* [EXERCISE BRIEF]:
Filter the entries and keep only the lines where the string "material" appears.

* start ENTRIES SUPPLIED *

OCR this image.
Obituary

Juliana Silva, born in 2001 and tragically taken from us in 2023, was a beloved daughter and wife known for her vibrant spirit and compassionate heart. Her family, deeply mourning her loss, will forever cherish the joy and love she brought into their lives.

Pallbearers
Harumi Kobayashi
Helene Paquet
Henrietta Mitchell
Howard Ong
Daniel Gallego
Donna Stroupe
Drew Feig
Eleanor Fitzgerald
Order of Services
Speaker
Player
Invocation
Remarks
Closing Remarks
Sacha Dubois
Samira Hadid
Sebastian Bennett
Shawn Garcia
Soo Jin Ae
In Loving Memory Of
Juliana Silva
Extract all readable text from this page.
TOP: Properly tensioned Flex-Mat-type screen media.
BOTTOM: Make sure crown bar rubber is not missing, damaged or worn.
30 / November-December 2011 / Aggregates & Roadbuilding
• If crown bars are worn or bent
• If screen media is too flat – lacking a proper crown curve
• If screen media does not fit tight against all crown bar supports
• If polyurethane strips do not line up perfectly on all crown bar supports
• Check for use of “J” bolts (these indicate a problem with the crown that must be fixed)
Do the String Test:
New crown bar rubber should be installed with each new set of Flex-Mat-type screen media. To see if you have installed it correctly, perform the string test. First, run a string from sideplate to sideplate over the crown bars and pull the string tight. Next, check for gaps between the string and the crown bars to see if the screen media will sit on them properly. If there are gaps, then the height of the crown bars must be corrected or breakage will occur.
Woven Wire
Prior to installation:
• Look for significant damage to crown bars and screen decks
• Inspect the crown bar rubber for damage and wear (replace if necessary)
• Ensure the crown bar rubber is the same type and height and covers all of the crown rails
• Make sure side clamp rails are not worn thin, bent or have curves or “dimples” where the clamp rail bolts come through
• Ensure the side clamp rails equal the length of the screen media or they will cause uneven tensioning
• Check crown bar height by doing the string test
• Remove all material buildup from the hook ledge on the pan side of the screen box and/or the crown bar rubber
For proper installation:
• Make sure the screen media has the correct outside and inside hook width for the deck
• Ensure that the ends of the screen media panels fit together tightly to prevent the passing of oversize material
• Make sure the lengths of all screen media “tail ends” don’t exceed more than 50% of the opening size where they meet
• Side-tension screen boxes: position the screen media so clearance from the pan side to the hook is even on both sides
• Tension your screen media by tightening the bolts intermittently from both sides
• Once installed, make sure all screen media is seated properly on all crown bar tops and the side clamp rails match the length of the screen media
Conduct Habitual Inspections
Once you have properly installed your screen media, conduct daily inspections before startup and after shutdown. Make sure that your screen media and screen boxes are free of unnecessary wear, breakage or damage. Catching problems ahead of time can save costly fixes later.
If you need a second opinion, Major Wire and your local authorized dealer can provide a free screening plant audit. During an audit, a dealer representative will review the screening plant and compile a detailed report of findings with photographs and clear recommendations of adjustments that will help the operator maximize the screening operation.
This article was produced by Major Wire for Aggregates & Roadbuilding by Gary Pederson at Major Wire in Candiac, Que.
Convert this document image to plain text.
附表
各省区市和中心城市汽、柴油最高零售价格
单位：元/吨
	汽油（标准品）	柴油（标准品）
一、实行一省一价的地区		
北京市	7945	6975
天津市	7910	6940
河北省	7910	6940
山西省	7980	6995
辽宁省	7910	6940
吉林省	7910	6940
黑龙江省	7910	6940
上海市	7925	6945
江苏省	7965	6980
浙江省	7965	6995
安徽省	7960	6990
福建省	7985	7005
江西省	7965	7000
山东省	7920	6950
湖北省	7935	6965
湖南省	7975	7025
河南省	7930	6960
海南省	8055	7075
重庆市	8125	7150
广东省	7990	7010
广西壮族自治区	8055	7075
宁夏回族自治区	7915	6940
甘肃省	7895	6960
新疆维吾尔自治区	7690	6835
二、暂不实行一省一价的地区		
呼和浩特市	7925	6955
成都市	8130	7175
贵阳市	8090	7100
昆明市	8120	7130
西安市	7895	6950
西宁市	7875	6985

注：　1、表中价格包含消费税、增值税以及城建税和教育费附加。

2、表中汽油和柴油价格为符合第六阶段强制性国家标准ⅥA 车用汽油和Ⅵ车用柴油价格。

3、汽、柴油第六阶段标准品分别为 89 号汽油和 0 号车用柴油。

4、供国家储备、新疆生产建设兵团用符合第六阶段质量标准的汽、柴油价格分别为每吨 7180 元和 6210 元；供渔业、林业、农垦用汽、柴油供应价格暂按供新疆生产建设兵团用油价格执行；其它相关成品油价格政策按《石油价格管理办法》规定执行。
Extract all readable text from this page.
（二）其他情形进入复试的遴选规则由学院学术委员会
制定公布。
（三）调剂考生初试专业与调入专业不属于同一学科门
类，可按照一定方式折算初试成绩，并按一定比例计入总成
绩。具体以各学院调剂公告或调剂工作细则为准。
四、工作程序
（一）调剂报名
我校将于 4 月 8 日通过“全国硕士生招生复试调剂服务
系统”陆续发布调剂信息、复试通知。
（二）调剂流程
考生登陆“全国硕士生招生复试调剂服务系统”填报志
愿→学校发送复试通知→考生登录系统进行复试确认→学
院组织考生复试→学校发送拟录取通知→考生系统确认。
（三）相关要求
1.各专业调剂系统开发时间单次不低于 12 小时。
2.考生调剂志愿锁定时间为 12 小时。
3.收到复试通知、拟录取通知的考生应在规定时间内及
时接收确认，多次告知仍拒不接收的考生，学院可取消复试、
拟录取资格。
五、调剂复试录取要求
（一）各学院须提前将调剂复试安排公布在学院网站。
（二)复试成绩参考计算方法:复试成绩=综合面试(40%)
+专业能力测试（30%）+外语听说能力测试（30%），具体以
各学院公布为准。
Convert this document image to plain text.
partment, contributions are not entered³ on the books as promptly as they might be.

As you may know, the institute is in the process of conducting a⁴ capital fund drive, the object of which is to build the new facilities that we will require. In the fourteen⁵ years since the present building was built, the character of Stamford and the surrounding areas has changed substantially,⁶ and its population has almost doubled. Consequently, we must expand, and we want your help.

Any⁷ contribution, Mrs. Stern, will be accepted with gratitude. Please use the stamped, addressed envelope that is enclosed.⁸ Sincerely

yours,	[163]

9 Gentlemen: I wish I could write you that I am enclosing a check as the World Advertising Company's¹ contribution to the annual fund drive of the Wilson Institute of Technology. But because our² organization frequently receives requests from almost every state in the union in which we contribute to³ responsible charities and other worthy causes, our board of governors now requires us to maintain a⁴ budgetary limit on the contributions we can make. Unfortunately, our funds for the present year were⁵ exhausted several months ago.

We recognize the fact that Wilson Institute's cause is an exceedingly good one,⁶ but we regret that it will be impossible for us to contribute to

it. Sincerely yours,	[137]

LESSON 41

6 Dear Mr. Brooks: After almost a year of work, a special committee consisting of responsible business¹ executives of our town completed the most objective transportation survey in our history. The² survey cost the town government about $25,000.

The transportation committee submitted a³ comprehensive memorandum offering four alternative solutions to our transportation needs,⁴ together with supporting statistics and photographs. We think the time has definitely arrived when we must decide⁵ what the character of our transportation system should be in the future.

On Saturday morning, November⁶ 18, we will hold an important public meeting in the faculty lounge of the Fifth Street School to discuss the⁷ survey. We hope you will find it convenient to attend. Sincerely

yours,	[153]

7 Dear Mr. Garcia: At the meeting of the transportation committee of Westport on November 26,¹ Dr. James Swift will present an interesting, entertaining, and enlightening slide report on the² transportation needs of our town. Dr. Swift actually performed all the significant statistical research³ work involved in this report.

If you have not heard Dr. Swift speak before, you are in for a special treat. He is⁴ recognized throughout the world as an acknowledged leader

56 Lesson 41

* end ENTRIES SUPPLIED *

* [THE REPLY]:
• Remove all material buildup from the hook ledge on the pan side of the screen box and/or the crown bar rubber
• Ensure that the ends of the screen media panels fit together tightly to prevent the passing of oversize material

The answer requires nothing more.